(Figure record extracts)

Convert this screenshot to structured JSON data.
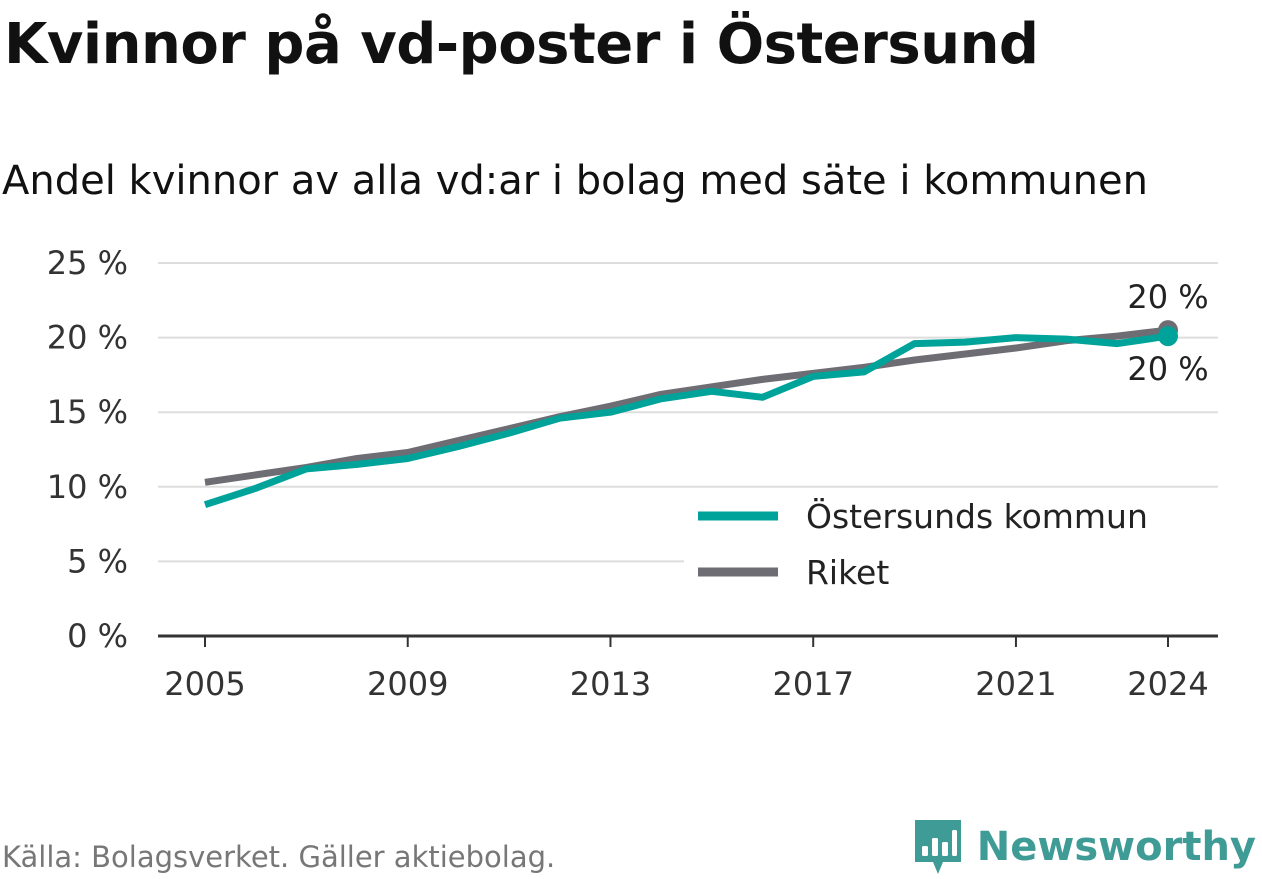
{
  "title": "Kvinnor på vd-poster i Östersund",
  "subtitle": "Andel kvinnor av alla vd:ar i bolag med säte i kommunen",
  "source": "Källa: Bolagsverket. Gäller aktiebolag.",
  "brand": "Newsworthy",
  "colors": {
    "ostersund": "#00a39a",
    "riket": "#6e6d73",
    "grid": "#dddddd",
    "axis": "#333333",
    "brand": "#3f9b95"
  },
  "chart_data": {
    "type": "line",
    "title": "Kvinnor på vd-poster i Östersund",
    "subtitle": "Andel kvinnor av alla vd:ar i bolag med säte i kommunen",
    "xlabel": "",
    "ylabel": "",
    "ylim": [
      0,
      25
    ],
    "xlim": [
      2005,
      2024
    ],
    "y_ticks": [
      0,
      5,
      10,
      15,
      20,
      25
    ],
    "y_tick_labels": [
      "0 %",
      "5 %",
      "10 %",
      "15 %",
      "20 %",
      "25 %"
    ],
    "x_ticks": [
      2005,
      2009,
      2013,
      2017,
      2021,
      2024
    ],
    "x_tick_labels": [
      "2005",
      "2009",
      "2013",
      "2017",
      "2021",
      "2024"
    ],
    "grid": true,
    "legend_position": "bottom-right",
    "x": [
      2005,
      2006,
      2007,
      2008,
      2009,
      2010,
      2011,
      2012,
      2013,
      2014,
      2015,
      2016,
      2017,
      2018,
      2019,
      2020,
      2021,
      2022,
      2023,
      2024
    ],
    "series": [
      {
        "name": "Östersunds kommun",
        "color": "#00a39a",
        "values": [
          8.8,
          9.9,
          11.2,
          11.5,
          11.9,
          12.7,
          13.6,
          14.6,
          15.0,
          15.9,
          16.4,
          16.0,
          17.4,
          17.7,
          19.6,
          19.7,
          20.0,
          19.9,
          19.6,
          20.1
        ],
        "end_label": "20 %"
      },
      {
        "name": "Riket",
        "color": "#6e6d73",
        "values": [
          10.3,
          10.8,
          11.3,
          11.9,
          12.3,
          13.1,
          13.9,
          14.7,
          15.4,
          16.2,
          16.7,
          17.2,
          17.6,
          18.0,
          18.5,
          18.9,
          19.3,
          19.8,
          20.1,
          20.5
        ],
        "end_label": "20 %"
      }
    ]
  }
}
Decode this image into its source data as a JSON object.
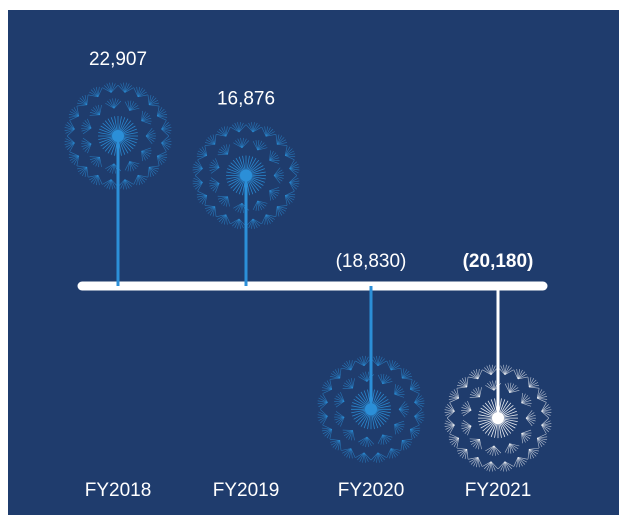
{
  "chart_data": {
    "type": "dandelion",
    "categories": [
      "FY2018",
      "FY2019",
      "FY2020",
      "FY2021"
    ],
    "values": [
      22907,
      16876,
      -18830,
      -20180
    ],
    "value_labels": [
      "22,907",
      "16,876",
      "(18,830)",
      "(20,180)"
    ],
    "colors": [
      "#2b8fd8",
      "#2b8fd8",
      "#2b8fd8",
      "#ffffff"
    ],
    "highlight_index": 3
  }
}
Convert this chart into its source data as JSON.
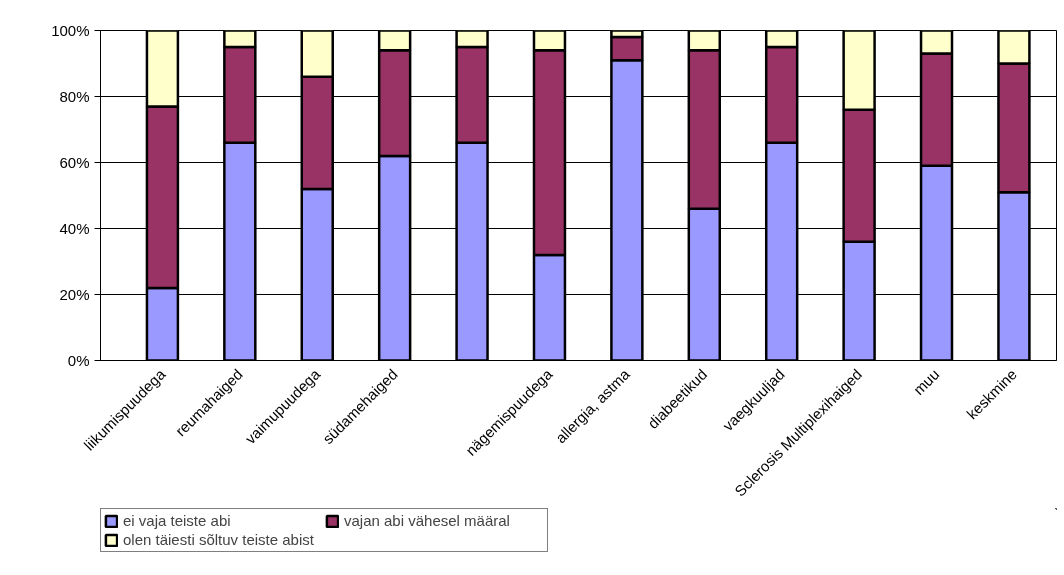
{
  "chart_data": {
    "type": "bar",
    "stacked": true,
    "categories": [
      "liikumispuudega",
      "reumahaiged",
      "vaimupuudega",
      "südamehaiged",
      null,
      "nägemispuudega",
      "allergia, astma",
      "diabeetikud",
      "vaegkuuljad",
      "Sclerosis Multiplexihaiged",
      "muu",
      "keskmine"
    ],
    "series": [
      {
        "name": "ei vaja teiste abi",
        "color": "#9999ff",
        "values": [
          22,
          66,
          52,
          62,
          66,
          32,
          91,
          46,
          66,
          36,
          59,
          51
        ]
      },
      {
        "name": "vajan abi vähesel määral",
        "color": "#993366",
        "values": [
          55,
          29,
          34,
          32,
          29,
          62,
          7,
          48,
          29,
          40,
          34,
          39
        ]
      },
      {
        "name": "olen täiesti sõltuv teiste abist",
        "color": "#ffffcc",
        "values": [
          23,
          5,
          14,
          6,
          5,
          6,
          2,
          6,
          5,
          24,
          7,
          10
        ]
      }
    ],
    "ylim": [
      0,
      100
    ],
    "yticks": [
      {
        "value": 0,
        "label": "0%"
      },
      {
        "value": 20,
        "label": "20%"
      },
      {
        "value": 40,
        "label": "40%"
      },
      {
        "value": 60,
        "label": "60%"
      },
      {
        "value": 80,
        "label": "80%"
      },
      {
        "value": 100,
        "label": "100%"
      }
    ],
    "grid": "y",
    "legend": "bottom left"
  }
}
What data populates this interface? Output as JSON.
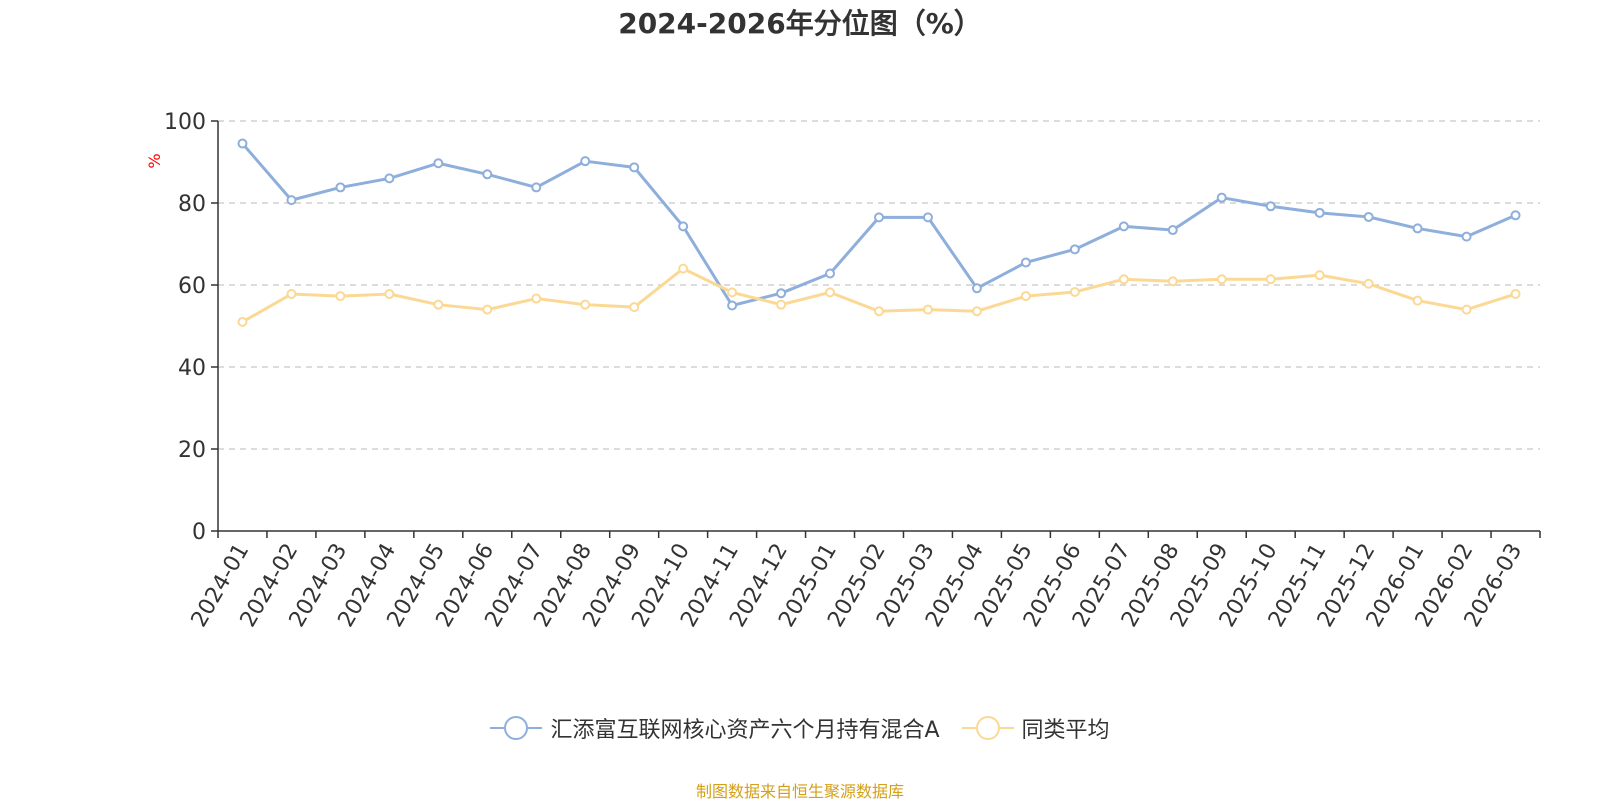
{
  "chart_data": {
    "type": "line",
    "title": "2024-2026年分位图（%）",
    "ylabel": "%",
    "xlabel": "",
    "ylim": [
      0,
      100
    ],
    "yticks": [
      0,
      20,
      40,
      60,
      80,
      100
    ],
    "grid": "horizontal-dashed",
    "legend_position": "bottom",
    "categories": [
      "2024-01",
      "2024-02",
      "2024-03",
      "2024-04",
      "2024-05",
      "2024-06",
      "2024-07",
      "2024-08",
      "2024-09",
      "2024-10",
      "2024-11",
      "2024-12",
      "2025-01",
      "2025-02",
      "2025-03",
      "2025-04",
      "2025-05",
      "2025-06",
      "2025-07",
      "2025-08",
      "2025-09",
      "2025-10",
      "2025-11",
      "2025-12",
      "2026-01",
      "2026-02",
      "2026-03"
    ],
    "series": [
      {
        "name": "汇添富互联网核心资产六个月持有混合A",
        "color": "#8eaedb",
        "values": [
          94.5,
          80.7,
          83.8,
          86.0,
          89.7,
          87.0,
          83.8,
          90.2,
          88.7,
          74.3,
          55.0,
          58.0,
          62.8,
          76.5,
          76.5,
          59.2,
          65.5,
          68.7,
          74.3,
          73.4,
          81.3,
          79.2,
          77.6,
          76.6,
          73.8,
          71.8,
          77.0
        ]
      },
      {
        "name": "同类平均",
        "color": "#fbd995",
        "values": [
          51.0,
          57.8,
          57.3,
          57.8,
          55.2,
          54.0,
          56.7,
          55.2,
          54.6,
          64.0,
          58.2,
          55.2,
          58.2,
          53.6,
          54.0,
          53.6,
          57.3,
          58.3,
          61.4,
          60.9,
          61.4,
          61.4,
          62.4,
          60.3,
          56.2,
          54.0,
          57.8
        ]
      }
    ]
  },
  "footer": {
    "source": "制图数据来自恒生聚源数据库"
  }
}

**To do**
Pick out the lines that include the word "name" and write them out.

**Task solution**
        "name": "Östersunds kommun",
        "name": "Riket",
        "name": "ei vaja teiste abi",
        "name": "vajan abi vähesel määral",
        "name": "olen täiesti sõltuv teiste abist",
        "name": "汇添富互联网核心资产六个月持有混合A",
        "name": "同类平均",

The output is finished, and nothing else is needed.